__Instructions to follow__.
Select and copy out every line in the records containing "nTrig".

__Records for this exercise__.
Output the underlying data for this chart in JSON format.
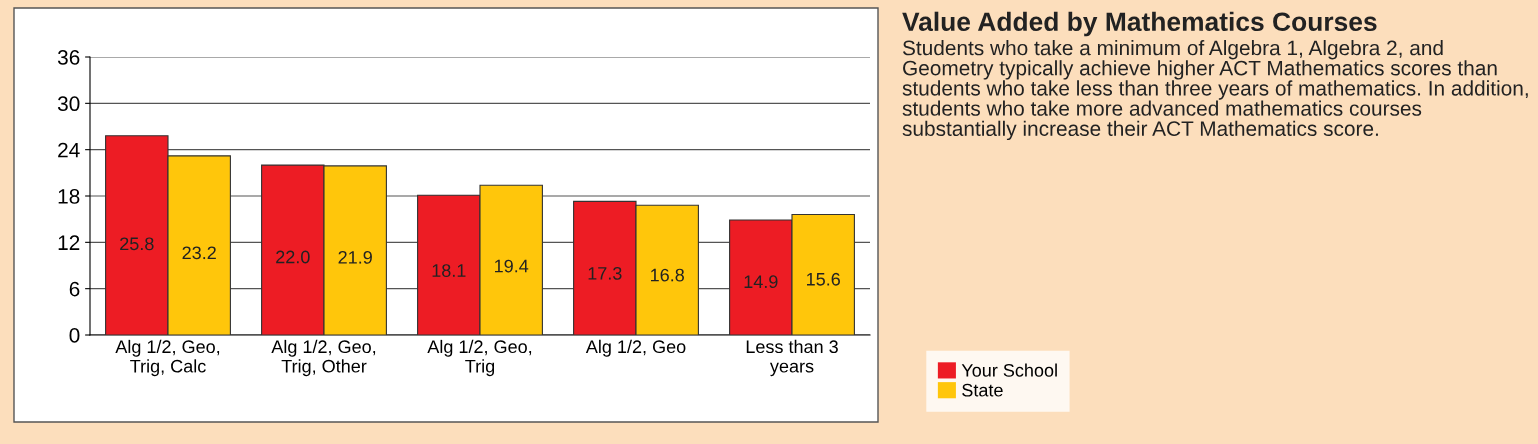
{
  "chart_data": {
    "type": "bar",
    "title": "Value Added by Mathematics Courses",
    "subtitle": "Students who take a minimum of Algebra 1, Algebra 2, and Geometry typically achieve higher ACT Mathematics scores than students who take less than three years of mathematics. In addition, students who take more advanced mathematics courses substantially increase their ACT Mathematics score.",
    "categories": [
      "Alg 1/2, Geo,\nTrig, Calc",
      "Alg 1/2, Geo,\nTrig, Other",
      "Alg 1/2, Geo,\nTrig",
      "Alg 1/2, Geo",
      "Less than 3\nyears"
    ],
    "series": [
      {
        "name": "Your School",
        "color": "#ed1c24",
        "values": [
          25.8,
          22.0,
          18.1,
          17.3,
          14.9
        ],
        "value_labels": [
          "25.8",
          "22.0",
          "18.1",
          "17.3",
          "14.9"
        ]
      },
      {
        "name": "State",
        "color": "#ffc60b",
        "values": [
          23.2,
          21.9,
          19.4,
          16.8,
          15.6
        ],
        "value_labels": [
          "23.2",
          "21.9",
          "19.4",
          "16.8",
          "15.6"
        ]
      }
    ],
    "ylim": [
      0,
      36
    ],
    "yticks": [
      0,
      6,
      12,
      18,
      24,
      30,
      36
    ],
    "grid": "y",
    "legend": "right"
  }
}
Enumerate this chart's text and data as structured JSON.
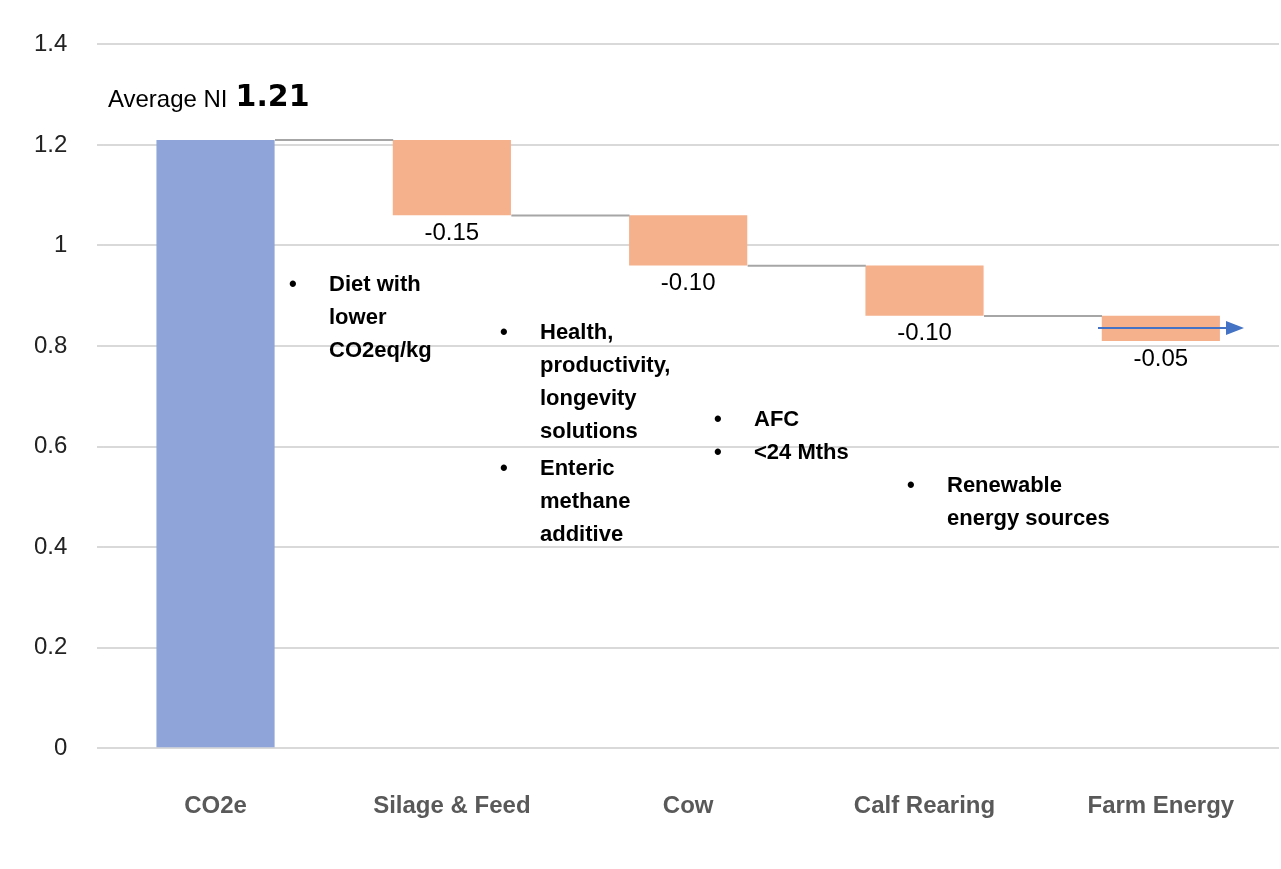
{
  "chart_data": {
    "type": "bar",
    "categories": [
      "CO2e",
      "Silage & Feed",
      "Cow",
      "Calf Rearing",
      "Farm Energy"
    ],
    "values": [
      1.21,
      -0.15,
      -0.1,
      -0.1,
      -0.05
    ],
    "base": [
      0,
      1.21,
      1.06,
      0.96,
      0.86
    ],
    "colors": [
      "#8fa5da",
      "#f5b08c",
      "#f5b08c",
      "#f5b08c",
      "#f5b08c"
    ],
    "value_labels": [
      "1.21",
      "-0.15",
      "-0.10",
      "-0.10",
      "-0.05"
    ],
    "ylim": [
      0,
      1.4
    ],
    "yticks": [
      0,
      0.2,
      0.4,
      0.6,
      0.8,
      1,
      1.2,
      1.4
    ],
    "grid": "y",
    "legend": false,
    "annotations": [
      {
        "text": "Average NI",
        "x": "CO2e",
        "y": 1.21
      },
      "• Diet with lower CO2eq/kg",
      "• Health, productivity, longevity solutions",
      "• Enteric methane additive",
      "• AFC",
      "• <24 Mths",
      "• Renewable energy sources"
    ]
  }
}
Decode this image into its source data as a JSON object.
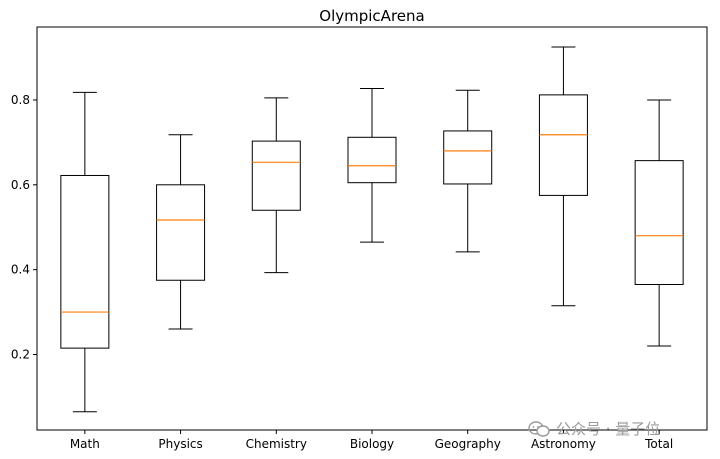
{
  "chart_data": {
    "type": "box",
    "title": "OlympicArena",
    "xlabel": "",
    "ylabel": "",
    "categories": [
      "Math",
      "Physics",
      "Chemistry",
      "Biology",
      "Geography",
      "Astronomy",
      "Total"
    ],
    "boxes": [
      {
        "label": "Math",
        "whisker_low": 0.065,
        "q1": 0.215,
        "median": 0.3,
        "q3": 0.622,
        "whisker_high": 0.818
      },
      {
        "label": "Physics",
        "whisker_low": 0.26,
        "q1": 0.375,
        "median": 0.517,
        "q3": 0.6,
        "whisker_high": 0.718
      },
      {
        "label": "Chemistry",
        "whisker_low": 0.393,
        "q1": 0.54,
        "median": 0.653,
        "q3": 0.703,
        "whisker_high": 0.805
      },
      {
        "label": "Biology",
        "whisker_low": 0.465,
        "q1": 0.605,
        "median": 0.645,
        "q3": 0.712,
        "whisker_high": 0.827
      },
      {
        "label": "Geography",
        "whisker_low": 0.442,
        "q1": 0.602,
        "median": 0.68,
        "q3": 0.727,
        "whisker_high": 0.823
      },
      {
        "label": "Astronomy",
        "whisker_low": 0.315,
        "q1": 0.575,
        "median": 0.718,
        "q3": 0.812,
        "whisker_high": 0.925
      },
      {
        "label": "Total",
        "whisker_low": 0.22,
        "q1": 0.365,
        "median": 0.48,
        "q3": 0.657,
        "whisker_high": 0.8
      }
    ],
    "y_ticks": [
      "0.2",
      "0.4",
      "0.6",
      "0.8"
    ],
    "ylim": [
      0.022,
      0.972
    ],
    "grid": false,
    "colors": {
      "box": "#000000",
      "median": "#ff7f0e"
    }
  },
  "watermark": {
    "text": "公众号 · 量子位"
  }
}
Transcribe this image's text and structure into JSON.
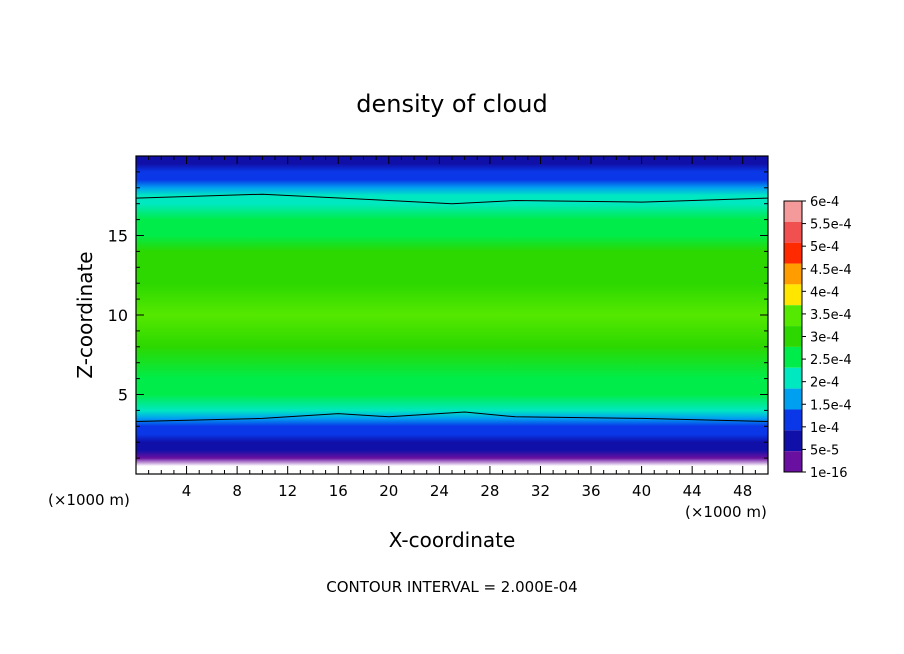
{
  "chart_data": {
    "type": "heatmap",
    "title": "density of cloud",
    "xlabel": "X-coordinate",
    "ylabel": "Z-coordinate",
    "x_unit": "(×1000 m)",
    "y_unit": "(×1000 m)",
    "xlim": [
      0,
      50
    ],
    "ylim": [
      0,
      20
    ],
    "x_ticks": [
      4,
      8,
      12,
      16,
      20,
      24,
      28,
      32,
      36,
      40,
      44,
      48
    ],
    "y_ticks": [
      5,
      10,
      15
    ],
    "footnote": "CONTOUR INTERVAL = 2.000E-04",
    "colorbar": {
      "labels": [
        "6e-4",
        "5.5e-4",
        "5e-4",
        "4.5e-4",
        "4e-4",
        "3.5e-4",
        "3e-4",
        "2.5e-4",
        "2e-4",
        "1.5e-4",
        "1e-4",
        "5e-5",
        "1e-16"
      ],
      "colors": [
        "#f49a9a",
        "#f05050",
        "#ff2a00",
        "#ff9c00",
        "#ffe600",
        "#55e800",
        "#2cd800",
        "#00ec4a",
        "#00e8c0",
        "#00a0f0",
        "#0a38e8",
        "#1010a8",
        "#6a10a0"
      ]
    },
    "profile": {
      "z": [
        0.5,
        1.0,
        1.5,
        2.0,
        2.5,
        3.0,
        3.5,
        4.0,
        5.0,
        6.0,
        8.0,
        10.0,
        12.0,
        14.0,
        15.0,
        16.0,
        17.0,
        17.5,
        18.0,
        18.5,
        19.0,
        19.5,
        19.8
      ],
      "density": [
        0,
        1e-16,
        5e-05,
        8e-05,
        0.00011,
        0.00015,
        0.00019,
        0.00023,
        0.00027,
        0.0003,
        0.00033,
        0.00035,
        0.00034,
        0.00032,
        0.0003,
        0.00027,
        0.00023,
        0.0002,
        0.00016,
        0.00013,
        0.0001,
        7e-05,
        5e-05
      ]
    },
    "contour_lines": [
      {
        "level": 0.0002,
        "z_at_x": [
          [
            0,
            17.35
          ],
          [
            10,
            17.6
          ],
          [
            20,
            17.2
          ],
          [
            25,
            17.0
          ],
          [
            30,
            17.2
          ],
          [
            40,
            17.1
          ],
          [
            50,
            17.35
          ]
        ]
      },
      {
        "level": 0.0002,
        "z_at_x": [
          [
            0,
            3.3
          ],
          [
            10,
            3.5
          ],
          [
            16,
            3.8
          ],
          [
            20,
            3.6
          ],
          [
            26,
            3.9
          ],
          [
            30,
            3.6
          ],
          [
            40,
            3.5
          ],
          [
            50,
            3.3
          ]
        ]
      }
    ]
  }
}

__Solution to the exercise__.
      "Alg 1/2, Geo,\nTrig, Calc",
      "Alg 1/2, Geo,\nTrig, Other",
      "Alg 1/2, Geo,\nTrig",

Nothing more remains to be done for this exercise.